(Records about charts and figures)
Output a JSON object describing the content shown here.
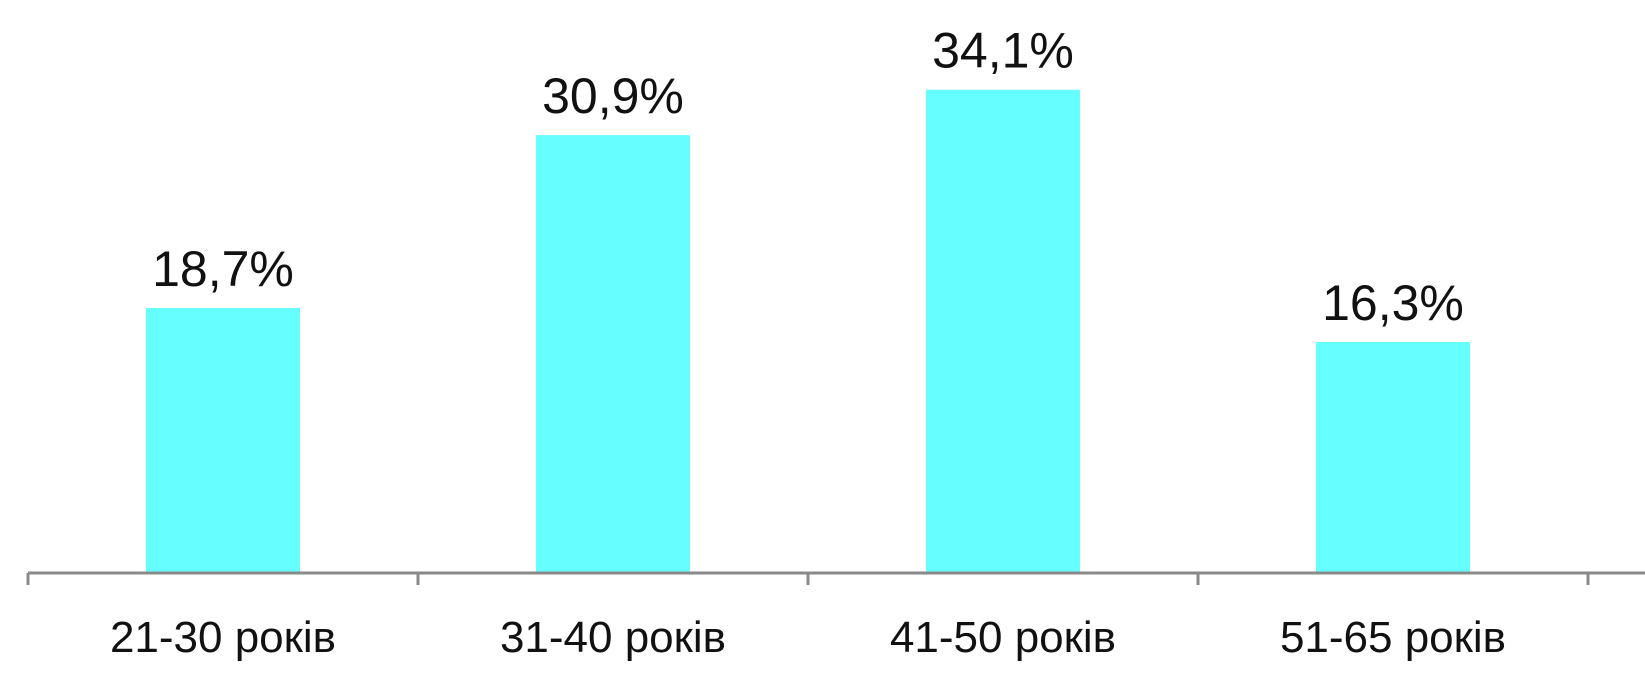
{
  "chart_data": {
    "type": "bar",
    "categories": [
      "21-30 років",
      "31-40 років",
      "41-50 років",
      "51-65 років"
    ],
    "values": [
      18.7,
      30.9,
      34.1,
      16.3
    ],
    "data_labels": [
      "18,7%",
      "30,9%",
      "34,1%",
      "16,3%"
    ],
    "title": "",
    "xlabel": "",
    "ylabel": "",
    "ylim": [
      0,
      40
    ],
    "grid": false,
    "legend": "none",
    "colors": {
      "bar": "#66FFFF",
      "axis": "#8a8a8a",
      "text": "#111111"
    }
  }
}
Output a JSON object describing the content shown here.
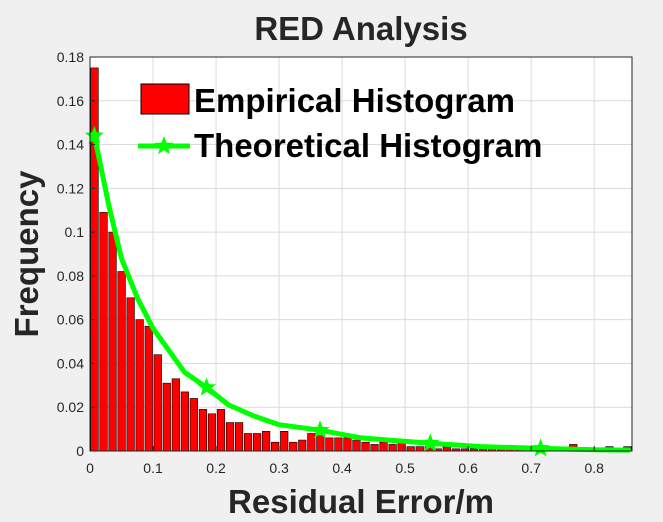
{
  "chart_data": {
    "type": "bar",
    "title": "RED Analysis",
    "xlabel": "Residual Error/m",
    "ylabel": "Frequency",
    "xlim": [
      0,
      0.86
    ],
    "ylim": [
      0,
      0.18
    ],
    "grid": true,
    "legend_position": "top-right",
    "xticks": [
      0,
      0.1,
      0.2,
      0.3,
      0.4,
      0.5,
      0.6,
      0.7,
      0.8
    ],
    "xtick_labels": [
      "0",
      "0.1",
      "0.2",
      "0.3",
      "0.4",
      "0.5",
      "0.6",
      "0.7",
      "0.8"
    ],
    "yticks": [
      0,
      0.02,
      0.04,
      0.06,
      0.08,
      0.1,
      0.12,
      0.14,
      0.16,
      0.18
    ],
    "ytick_labels": [
      "0",
      "0.02",
      "0.04",
      "0.06",
      "0.08",
      "0.1",
      "0.12",
      "0.14",
      "0.16",
      "0.18"
    ],
    "bin_width": 0.0143,
    "series": [
      {
        "name": "Empirical Histogram",
        "kind": "bar",
        "color": "#ff0000",
        "edge_color": "#000000",
        "x": [
          0.0072,
          0.0215,
          0.0358,
          0.0502,
          0.0645,
          0.0788,
          0.0932,
          0.1075,
          0.1218,
          0.1362,
          0.1505,
          0.1648,
          0.1792,
          0.1935,
          0.2078,
          0.2222,
          0.2365,
          0.2508,
          0.2652,
          0.2795,
          0.2938,
          0.3082,
          0.3225,
          0.3368,
          0.3512,
          0.3655,
          0.3798,
          0.3942,
          0.4085,
          0.4228,
          0.4372,
          0.4515,
          0.4658,
          0.4802,
          0.4945,
          0.5088,
          0.5232,
          0.5375,
          0.5518,
          0.5662,
          0.5805,
          0.5948,
          0.6092,
          0.6235,
          0.6378,
          0.6522,
          0.6665,
          0.6808,
          0.6952,
          0.7095,
          0.7238,
          0.7382,
          0.7525,
          0.7668,
          0.7812,
          0.7955,
          0.8098,
          0.8242,
          0.8385,
          0.8528
        ],
        "values": [
          0.175,
          0.109,
          0.1,
          0.082,
          0.07,
          0.06,
          0.057,
          0.044,
          0.031,
          0.033,
          0.027,
          0.024,
          0.019,
          0.017,
          0.019,
          0.013,
          0.013,
          0.008,
          0.008,
          0.009,
          0.004,
          0.009,
          0.004,
          0.005,
          0.008,
          0.007,
          0.006,
          0.006,
          0.006,
          0.005,
          0.004,
          0.003,
          0.004,
          0.003,
          0.004,
          0.002,
          0.002,
          0.002,
          0.001,
          0.002,
          0.001,
          0.001,
          0.001,
          0.001,
          0.0015,
          0.001,
          0.001,
          0.0015,
          0.001,
          0.001,
          0.001,
          0.001,
          0.001,
          0.003,
          0.001,
          0.001,
          0.001,
          0.002,
          0.001,
          0.002
        ]
      },
      {
        "name": "Theoretical Histogram",
        "kind": "line",
        "color": "#00ff00",
        "marker": "star",
        "x": [
          0.007,
          0.03,
          0.05,
          0.075,
          0.1,
          0.125,
          0.15,
          0.185,
          0.22,
          0.26,
          0.3,
          0.365,
          0.43,
          0.54,
          0.62,
          0.715,
          0.8,
          0.855
        ],
        "values": [
          0.144,
          0.112,
          0.088,
          0.07,
          0.056,
          0.046,
          0.036,
          0.029,
          0.021,
          0.016,
          0.012,
          0.0095,
          0.006,
          0.0035,
          0.002,
          0.0012,
          0.0006,
          0.0004
        ],
        "marker_x": [
          0.007,
          0.185,
          0.365,
          0.54,
          0.715
        ],
        "marker_values": [
          0.144,
          0.029,
          0.0095,
          0.0035,
          0.0012
        ]
      }
    ]
  }
}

BRIEF: Reproduce the data verbatim. Do not carry any picture into the copy.

OUTPUT BELOW:
Output a JSON object describing the content shown here.
{
  "chart_data": {
    "type": "bar",
    "categories": [
      "21-30 років",
      "31-40 років",
      "41-50 років",
      "51-65 років"
    ],
    "values": [
      18.7,
      30.9,
      34.1,
      16.3
    ],
    "data_labels": [
      "18,7%",
      "30,9%",
      "34,1%",
      "16,3%"
    ],
    "title": "",
    "xlabel": "",
    "ylabel": "",
    "ylim": [
      0,
      40
    ],
    "grid": false,
    "legend": "none",
    "colors": {
      "bar": "#66FFFF",
      "axis": "#8a8a8a",
      "text": "#111111"
    }
  }
}
Output a JSON object describing the content shown here.
{
  "chart_data": {
    "type": "bar",
    "title": "RED Analysis",
    "xlabel": "Residual Error/m",
    "ylabel": "Frequency",
    "xlim": [
      0,
      0.86
    ],
    "ylim": [
      0,
      0.18
    ],
    "grid": true,
    "legend_position": "top-right",
    "xticks": [
      0,
      0.1,
      0.2,
      0.3,
      0.4,
      0.5,
      0.6,
      0.7,
      0.8
    ],
    "xtick_labels": [
      "0",
      "0.1",
      "0.2",
      "0.3",
      "0.4",
      "0.5",
      "0.6",
      "0.7",
      "0.8"
    ],
    "yticks": [
      0,
      0.02,
      0.04,
      0.06,
      0.08,
      0.1,
      0.12,
      0.14,
      0.16,
      0.18
    ],
    "ytick_labels": [
      "0",
      "0.02",
      "0.04",
      "0.06",
      "0.08",
      "0.1",
      "0.12",
      "0.14",
      "0.16",
      "0.18"
    ],
    "bin_width": 0.0143,
    "series": [
      {
        "name": "Empirical Histogram",
        "kind": "bar",
        "color": "#ff0000",
        "edge_color": "#000000",
        "x": [
          0.0072,
          0.0215,
          0.0358,
          0.0502,
          0.0645,
          0.0788,
          0.0932,
          0.1075,
          0.1218,
          0.1362,
          0.1505,
          0.1648,
          0.1792,
          0.1935,
          0.2078,
          0.2222,
          0.2365,
          0.2508,
          0.2652,
          0.2795,
          0.2938,
          0.3082,
          0.3225,
          0.3368,
          0.3512,
          0.3655,
          0.3798,
          0.3942,
          0.4085,
          0.4228,
          0.4372,
          0.4515,
          0.4658,
          0.4802,
          0.4945,
          0.5088,
          0.5232,
          0.5375,
          0.5518,
          0.5662,
          0.5805,
          0.5948,
          0.6092,
          0.6235,
          0.6378,
          0.6522,
          0.6665,
          0.6808,
          0.6952,
          0.7095,
          0.7238,
          0.7382,
          0.7525,
          0.7668,
          0.7812,
          0.7955,
          0.8098,
          0.8242,
          0.8385,
          0.8528
        ],
        "values": [
          0.175,
          0.109,
          0.1,
          0.082,
          0.07,
          0.06,
          0.057,
          0.044,
          0.031,
          0.033,
          0.027,
          0.024,
          0.019,
          0.017,
          0.019,
          0.013,
          0.013,
          0.008,
          0.008,
          0.009,
          0.004,
          0.009,
          0.004,
          0.005,
          0.008,
          0.007,
          0.006,
          0.006,
          0.006,
          0.005,
          0.004,
          0.003,
          0.004,
          0.003,
          0.004,
          0.002,
          0.002,
          0.002,
          0.001,
          0.002,
          0.001,
          0.001,
          0.001,
          0.001,
          0.0015,
          0.001,
          0.001,
          0.0015,
          0.001,
          0.001,
          0.001,
          0.001,
          0.001,
          0.003,
          0.001,
          0.001,
          0.001,
          0.002,
          0.001,
          0.002
        ]
      },
      {
        "name": "Theoretical Histogram",
        "kind": "line",
        "color": "#00ff00",
        "marker": "star",
        "x": [
          0.007,
          0.03,
          0.05,
          0.075,
          0.1,
          0.125,
          0.15,
          0.185,
          0.22,
          0.26,
          0.3,
          0.365,
          0.43,
          0.54,
          0.62,
          0.715,
          0.8,
          0.855
        ],
        "values": [
          0.144,
          0.112,
          0.088,
          0.07,
          0.056,
          0.046,
          0.036,
          0.029,
          0.021,
          0.016,
          0.012,
          0.0095,
          0.006,
          0.0035,
          0.002,
          0.0012,
          0.0006,
          0.0004
        ],
        "marker_x": [
          0.007,
          0.185,
          0.365,
          0.54,
          0.715
        ],
        "marker_values": [
          0.144,
          0.029,
          0.0095,
          0.0035,
          0.0012
        ]
      }
    ]
  }
}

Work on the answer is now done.